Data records
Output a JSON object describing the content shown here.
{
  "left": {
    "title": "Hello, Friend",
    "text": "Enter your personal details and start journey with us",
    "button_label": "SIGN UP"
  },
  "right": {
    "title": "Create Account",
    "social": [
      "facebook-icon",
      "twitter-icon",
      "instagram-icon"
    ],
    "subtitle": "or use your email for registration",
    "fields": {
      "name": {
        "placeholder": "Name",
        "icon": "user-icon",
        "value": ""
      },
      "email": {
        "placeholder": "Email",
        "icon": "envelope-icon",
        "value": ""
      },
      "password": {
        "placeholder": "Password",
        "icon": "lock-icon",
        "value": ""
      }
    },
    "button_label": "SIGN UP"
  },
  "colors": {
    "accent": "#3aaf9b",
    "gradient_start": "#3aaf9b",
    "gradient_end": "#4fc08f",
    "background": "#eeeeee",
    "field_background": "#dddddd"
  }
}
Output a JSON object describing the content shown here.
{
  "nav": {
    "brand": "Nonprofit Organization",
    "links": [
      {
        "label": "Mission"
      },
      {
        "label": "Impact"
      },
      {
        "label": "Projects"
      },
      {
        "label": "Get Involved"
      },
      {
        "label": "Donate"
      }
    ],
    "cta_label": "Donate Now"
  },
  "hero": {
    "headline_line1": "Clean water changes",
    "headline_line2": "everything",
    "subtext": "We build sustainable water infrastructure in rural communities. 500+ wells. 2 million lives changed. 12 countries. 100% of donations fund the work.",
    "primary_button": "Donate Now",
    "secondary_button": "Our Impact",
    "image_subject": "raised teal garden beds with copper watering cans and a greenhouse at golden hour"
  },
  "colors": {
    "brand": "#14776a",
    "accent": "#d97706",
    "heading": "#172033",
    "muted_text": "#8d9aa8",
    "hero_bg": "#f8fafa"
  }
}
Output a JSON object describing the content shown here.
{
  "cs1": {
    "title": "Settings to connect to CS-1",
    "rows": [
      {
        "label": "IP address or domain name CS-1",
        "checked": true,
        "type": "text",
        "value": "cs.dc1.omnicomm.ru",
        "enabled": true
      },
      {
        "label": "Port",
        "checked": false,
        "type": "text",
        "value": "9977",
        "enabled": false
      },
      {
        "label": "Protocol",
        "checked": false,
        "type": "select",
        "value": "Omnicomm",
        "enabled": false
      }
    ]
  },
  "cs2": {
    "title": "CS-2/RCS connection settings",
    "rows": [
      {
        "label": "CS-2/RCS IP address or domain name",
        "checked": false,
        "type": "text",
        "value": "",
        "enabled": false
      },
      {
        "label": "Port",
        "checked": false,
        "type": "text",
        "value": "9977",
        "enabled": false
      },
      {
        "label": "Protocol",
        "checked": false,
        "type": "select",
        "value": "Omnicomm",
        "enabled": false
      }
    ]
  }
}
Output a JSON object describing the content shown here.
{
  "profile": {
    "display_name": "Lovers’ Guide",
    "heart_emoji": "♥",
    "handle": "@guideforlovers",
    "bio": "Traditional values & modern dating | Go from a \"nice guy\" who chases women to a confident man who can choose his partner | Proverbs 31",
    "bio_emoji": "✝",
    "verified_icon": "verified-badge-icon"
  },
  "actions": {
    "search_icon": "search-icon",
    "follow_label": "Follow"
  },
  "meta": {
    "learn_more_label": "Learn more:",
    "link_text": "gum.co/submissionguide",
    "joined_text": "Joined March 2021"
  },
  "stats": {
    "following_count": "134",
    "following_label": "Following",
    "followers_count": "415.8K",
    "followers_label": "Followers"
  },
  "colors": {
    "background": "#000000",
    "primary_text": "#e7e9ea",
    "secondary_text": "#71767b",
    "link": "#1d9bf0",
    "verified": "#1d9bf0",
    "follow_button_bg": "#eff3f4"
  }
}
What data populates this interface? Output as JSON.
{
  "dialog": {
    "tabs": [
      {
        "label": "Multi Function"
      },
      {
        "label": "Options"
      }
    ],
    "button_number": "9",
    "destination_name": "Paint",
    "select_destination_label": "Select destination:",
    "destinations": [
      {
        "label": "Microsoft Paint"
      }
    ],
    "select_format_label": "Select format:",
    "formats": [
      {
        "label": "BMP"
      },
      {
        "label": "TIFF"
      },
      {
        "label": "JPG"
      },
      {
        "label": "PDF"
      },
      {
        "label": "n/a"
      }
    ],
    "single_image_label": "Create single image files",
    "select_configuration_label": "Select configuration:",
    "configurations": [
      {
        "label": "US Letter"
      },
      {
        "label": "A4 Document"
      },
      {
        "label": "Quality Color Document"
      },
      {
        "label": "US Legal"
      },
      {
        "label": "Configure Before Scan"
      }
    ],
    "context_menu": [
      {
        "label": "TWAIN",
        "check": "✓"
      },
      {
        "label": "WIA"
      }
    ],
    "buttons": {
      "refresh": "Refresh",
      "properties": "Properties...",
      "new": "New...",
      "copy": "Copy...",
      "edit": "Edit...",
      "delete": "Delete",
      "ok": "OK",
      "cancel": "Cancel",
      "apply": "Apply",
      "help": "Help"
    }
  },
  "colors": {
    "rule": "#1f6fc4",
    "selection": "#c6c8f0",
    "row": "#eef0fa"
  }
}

SET TASK: Type out the full listing again, exactly as given.

ANSWER TO THE PROBLEM:
Output a JSON object describing the content shown here.
{
  "left": {
    "title": "Hello, Friend",
    "text": "Enter your personal details and start journey with us",
    "button_label": "SIGN UP"
  },
  "right": {
    "title": "Create Account",
    "social": [
      "facebook-icon",
      "twitter-icon",
      "instagram-icon"
    ],
    "subtitle": "or use your email for registration",
    "fields": {
      "name": {
        "placeholder": "Name",
        "icon": "user-icon",
        "value": ""
      },
      "email": {
        "placeholder": "Email",
        "icon": "envelope-icon",
        "value": ""
      },
      "password": {
        "placeholder": "Password",
        "icon": "lock-icon",
        "value": ""
      }
    },
    "button_label": "SIGN UP"
  },
  "colors": {
    "accent": "#3aaf9b",
    "gradient_start": "#3aaf9b",
    "gradient_end": "#4fc08f",
    "background": "#eeeeee",
    "field_background": "#dddddd"
  }
}
Output a JSON object describing the content shown here.
{
  "nav": {
    "brand": "Nonprofit Organization",
    "links": [
      {
        "label": "Mission"
      },
      {
        "label": "Impact"
      },
      {
        "label": "Projects"
      },
      {
        "label": "Get Involved"
      },
      {
        "label": "Donate"
      }
    ],
    "cta_label": "Donate Now"
  },
  "hero": {
    "headline_line1": "Clean water changes",
    "headline_line2": "everything",
    "subtext": "We build sustainable water infrastructure in rural communities. 500+ wells. 2 million lives changed. 12 countries. 100% of donations fund the work.",
    "primary_button": "Donate Now",
    "secondary_button": "Our Impact",
    "image_subject": "raised teal garden beds with copper watering cans and a greenhouse at golden hour"
  },
  "colors": {
    "brand": "#14776a",
    "accent": "#d97706",
    "heading": "#172033",
    "muted_text": "#8d9aa8",
    "hero_bg": "#f8fafa"
  }
}
Output a JSON object describing the content shown here.
{
  "cs1": {
    "title": "Settings to connect to CS-1",
    "rows": [
      {
        "label": "IP address or domain name CS-1",
        "checked": true,
        "type": "text",
        "value": "cs.dc1.omnicomm.ru",
        "enabled": true
      },
      {
        "label": "Port",
        "checked": false,
        "type": "text",
        "value": "9977",
        "enabled": false
      },
      {
        "label": "Protocol",
        "checked": false,
        "type": "select",
        "value": "Omnicomm",
        "enabled": false
      }
    ]
  },
  "cs2": {
    "title": "CS-2/RCS connection settings",
    "rows": [
      {
        "label": "CS-2/RCS IP address or domain name",
        "checked": false,
        "type": "text",
        "value": "",
        "enabled": false
      },
      {
        "label": "Port",
        "checked": false,
        "type": "text",
        "value": "9977",
        "enabled": false
      },
      {
        "label": "Protocol",
        "checked": false,
        "type": "select",
        "value": "Omnicomm",
        "enabled": false
      }
    ]
  }
}
Output a JSON object describing the content shown here.
{
  "profile": {
    "display_name": "Lovers’ Guide",
    "heart_emoji": "♥",
    "handle": "@guideforlovers",
    "bio": "Traditional values & modern dating | Go from a \"nice guy\" who chases women to a confident man who can choose his partner | Proverbs 31",
    "bio_emoji": "✝",
    "verified_icon": "verified-badge-icon"
  },
  "actions": {
    "search_icon": "search-icon",
    "follow_label": "Follow"
  },
  "meta": {
    "learn_more_label": "Learn more:",
    "link_text": "gum.co/submissionguide",
    "joined_text": "Joined March 2021"
  },
  "stats": {
    "following_count": "134",
    "following_label": "Following",
    "followers_count": "415.8K",
    "followers_label": "Followers"
  },
  "colors": {
    "background": "#000000",
    "primary_text": "#e7e9ea",
    "secondary_text": "#71767b",
    "link": "#1d9bf0",
    "verified": "#1d9bf0",
    "follow_button_bg": "#eff3f4"
  }
}
What data populates this interface? Output as JSON.
{
  "dialog": {
    "tabs": [
      {
        "label": "Multi Function"
      },
      {
        "label": "Options"
      }
    ],
    "button_number": "9",
    "destination_name": "Paint",
    "select_destination_label": "Select destination:",
    "destinations": [
      {
        "label": "Microsoft Paint"
      }
    ],
    "select_format_label": "Select format:",
    "formats": [
      {
        "label": "BMP"
      },
      {
        "label": "TIFF"
      },
      {
        "label": "JPG"
      },
      {
        "label": "PDF"
      },
      {
        "label": "n/a"
      }
    ],
    "single_image_label": "Create single image files",
    "select_configuration_label": "Select configuration:",
    "configurations": [
      {
        "label": "US Letter"
      },
      {
        "label": "A4 Document"
      },
      {
        "label": "Quality Color Document"
      },
      {
        "label": "US Legal"
      },
      {
        "label": "Configure Before Scan"
      }
    ],
    "context_menu": [
      {
        "label": "TWAIN",
        "check": "✓"
      },
      {
        "label": "WIA"
      }
    ],
    "buttons": {
      "refresh": "Refresh",
      "properties": "Properties...",
      "new": "New...",
      "copy": "Copy...",
      "edit": "Edit...",
      "delete": "Delete",
      "ok": "OK",
      "cancel": "Cancel",
      "apply": "Apply",
      "help": "Help"
    }
  },
  "colors": {
    "rule": "#1f6fc4",
    "selection": "#c6c8f0",
    "row": "#eef0fa"
  }
}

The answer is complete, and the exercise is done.